# [Exercise goal]
Collect from the data below each line with "Century".

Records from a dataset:
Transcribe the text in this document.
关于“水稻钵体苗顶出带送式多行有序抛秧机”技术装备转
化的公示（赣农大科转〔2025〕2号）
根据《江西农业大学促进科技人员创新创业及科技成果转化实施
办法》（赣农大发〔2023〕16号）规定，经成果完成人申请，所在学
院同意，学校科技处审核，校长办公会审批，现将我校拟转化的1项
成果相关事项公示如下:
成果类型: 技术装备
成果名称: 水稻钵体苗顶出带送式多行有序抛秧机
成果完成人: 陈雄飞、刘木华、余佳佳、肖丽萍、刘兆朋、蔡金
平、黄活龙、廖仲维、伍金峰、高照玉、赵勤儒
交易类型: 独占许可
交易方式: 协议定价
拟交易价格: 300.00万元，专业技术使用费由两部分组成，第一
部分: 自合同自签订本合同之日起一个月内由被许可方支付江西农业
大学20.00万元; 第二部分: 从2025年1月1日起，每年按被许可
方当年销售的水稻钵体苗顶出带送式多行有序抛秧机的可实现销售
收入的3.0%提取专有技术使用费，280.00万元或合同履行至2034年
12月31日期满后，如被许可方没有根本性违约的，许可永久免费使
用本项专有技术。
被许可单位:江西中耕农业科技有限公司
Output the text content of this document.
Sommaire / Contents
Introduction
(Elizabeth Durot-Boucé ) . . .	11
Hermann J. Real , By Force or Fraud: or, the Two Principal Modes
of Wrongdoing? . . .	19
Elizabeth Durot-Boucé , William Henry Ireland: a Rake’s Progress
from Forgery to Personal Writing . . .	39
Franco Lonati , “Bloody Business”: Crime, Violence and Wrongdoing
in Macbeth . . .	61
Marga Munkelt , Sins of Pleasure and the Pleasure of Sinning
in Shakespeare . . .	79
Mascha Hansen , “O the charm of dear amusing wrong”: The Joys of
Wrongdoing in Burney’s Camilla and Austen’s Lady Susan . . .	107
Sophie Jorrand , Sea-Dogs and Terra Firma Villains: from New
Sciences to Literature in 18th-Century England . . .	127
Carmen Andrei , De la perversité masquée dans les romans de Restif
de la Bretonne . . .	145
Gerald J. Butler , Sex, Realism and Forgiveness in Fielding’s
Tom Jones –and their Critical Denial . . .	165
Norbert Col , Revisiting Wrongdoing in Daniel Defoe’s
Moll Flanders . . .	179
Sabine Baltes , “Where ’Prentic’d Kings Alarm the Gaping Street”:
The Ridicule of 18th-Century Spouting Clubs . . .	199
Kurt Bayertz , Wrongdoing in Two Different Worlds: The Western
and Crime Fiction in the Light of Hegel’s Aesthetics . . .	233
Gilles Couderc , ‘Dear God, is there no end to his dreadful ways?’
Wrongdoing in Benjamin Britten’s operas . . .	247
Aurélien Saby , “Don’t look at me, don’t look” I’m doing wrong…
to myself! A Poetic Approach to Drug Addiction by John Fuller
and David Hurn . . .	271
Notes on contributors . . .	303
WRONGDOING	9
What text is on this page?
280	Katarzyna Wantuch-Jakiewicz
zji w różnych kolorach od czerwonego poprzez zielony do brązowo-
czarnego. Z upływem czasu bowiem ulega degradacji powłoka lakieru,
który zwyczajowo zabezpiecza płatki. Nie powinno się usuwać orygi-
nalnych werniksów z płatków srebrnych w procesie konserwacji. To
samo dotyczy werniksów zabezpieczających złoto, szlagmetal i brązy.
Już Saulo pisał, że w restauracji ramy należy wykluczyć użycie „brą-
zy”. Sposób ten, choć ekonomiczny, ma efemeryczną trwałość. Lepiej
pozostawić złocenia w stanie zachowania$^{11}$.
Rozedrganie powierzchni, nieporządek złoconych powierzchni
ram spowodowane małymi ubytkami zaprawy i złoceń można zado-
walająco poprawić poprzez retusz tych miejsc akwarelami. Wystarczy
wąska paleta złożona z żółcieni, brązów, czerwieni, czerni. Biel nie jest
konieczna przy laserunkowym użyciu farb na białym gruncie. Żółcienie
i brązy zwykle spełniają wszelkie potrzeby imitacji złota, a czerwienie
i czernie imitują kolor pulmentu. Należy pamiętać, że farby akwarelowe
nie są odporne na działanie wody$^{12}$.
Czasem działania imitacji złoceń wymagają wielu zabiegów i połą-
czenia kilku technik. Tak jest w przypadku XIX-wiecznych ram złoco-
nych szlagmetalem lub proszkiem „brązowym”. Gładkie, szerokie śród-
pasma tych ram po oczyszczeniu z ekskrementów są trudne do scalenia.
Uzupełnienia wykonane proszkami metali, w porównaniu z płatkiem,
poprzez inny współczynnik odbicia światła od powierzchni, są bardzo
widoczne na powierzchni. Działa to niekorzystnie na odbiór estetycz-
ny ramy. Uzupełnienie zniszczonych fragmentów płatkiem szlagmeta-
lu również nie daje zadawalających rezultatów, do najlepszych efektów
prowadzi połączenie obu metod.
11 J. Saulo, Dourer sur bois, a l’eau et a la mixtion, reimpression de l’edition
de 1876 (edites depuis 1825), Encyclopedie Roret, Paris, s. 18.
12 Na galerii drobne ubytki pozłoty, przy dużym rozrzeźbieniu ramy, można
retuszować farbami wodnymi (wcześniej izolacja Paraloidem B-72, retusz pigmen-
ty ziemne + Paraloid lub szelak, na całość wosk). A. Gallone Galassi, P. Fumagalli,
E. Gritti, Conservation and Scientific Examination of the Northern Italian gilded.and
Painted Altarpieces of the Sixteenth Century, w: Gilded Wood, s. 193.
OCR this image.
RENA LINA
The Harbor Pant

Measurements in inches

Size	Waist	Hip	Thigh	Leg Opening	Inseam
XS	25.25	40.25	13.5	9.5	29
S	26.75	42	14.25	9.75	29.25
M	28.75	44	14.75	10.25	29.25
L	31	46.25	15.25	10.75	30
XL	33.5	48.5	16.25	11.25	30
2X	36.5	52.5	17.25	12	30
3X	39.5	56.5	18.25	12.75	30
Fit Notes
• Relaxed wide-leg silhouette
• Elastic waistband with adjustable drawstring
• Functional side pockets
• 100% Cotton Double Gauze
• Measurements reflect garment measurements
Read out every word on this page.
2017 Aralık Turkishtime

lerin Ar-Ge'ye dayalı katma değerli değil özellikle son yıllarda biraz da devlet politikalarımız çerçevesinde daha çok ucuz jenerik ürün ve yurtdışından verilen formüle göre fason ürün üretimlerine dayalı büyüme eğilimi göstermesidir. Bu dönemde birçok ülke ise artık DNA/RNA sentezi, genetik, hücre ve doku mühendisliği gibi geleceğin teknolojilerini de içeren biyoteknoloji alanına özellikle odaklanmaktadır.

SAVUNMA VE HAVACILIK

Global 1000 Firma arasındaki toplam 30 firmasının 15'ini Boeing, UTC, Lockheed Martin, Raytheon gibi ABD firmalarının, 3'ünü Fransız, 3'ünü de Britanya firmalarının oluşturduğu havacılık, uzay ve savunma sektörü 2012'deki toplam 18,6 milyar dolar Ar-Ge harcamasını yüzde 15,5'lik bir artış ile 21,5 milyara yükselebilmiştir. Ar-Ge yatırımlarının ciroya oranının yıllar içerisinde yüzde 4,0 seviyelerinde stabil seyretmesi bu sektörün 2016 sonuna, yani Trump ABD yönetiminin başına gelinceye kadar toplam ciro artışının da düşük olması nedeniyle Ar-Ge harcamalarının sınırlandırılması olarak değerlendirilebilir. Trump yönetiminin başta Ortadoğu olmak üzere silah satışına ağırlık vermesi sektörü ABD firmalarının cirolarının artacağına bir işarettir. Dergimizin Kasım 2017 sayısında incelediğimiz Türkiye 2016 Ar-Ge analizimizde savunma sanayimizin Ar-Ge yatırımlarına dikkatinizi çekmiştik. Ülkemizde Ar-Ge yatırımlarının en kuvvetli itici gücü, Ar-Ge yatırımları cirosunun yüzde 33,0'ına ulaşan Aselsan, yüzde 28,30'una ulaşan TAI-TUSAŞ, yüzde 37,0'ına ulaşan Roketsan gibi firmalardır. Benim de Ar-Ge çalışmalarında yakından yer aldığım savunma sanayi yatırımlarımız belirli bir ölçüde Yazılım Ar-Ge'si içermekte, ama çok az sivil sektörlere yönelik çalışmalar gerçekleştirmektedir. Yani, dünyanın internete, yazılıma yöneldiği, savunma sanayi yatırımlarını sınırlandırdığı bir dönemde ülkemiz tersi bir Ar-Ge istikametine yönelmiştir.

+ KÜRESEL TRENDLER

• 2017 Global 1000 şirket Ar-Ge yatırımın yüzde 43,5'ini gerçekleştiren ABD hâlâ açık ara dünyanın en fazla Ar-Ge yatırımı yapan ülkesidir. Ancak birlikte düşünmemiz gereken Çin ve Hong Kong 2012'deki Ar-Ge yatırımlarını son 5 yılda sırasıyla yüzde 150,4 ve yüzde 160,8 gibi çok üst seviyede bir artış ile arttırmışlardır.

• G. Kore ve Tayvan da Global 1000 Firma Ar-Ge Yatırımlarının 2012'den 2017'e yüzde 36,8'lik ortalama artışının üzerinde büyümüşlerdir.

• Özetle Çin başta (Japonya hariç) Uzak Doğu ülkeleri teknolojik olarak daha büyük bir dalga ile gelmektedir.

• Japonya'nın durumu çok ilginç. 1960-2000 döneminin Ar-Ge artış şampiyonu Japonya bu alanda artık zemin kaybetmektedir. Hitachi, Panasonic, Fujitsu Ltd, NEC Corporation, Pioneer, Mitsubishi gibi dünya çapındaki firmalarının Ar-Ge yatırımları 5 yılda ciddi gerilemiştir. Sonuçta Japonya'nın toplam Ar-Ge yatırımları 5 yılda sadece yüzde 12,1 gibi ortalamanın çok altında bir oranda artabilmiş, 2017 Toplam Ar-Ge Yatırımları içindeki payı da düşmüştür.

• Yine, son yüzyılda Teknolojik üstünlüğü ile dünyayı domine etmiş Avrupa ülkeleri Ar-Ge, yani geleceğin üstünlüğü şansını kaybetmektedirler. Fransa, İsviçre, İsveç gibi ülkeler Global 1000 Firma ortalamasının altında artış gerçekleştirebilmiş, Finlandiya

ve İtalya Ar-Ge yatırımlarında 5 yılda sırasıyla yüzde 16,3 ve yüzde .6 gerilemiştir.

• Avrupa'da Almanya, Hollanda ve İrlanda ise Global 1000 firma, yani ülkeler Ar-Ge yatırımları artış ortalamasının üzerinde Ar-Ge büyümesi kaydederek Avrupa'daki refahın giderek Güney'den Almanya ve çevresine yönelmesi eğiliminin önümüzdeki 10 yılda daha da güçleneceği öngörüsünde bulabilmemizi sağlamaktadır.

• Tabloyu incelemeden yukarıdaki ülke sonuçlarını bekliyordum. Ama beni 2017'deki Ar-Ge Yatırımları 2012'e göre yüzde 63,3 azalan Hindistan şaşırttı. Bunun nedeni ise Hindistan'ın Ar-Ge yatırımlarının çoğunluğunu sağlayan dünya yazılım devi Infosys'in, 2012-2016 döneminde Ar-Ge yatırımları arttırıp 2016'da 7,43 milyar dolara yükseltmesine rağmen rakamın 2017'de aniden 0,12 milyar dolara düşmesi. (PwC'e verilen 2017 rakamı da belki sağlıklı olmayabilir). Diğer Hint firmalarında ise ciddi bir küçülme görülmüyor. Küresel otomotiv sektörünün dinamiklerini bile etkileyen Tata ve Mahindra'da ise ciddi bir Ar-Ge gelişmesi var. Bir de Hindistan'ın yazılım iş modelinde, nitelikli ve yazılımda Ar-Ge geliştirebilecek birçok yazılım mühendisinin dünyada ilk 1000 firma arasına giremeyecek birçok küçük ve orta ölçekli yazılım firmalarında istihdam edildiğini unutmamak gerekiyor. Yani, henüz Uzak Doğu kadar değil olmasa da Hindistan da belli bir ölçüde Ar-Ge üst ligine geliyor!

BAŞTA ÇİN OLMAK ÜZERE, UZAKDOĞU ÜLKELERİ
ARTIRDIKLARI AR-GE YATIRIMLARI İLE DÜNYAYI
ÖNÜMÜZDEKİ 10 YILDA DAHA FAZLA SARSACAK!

# [Written answer]
Sciences to Literature in 18th-Century England . . .	127
The Ridicule of 18th-Century Spouting Clubs . . .	199
Painted Altarpieces of the Sixteenth Century, w: Gilded Wood, s. 193.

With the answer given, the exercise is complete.